- [PROBLEM DESCRIPTION]: Each entry below should be reproduced character for character.
— Begin —
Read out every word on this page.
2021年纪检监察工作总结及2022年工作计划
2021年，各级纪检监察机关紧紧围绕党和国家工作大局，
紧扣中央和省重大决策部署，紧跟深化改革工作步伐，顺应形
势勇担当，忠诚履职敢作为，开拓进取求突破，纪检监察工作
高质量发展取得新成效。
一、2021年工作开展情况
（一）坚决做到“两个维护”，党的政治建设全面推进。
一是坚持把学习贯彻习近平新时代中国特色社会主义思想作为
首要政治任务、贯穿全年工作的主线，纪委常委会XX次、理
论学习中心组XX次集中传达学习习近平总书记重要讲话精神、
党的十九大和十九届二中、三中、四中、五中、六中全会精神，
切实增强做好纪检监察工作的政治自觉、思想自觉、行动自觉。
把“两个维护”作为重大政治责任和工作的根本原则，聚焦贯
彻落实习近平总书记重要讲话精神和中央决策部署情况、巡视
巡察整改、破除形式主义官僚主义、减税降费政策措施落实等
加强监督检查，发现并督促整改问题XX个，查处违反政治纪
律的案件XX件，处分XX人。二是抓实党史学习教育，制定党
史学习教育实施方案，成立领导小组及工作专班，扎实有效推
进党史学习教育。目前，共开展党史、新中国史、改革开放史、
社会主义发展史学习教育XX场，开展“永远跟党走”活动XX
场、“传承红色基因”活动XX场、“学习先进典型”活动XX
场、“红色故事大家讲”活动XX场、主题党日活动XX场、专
— End —
- [THE REPLY]:
Read out every word on this page.
2021年纪检监察工作总结及2022年工作计划
2021年，各级纪检监察机关紧紧围绕党和国家工作大局，
紧扣中央和省重大决策部署，紧跟深化改革工作步伐，顺应形
势勇担当，忠诚履职敢作为，开拓进取求突破，纪检监察工作
高质量发展取得新成效。
一、2021年工作开展情况
（一）坚决做到“两个维护”，党的政治建设全面推进。
一是坚持把学习贯彻习近平新时代中国特色社会主义思想作为
首要政治任务、贯穿全年工作的主线，纪委常委会XX次、理
论学习中心组XX次集中传达学习习近平总书记重要讲话精神、
党的十九大和十九届二中、三中、四中、五中、六中全会精神，
切实增强做好纪检监察工作的政治自觉、思想自觉、行动自觉。
把“两个维护”作为重大政治责任和工作的根本原则，聚焦贯
彻落实习近平总书记重要讲话精神和中央决策部署情况、巡视
巡察整改、破除形式主义官僚主义、减税降费政策措施落实等
加强监督检查，发现并督促整改问题XX个，查处违反政治纪
律的案件XX件，处分XX人。二是抓实党史学习教育，制定党
史学习教育实施方案，成立领导小组及工作专班，扎实有效推
进党史学习教育。目前，共开展党史、新中国史、改革开放史、
社会主义发展史学习教育XX场，开展“永远跟党走”活动XX
场、“传承红色基因”活动XX场、“学习先进典型”活动XX
场、“红色故事大家讲”活动XX场、主题党日活动XX场、专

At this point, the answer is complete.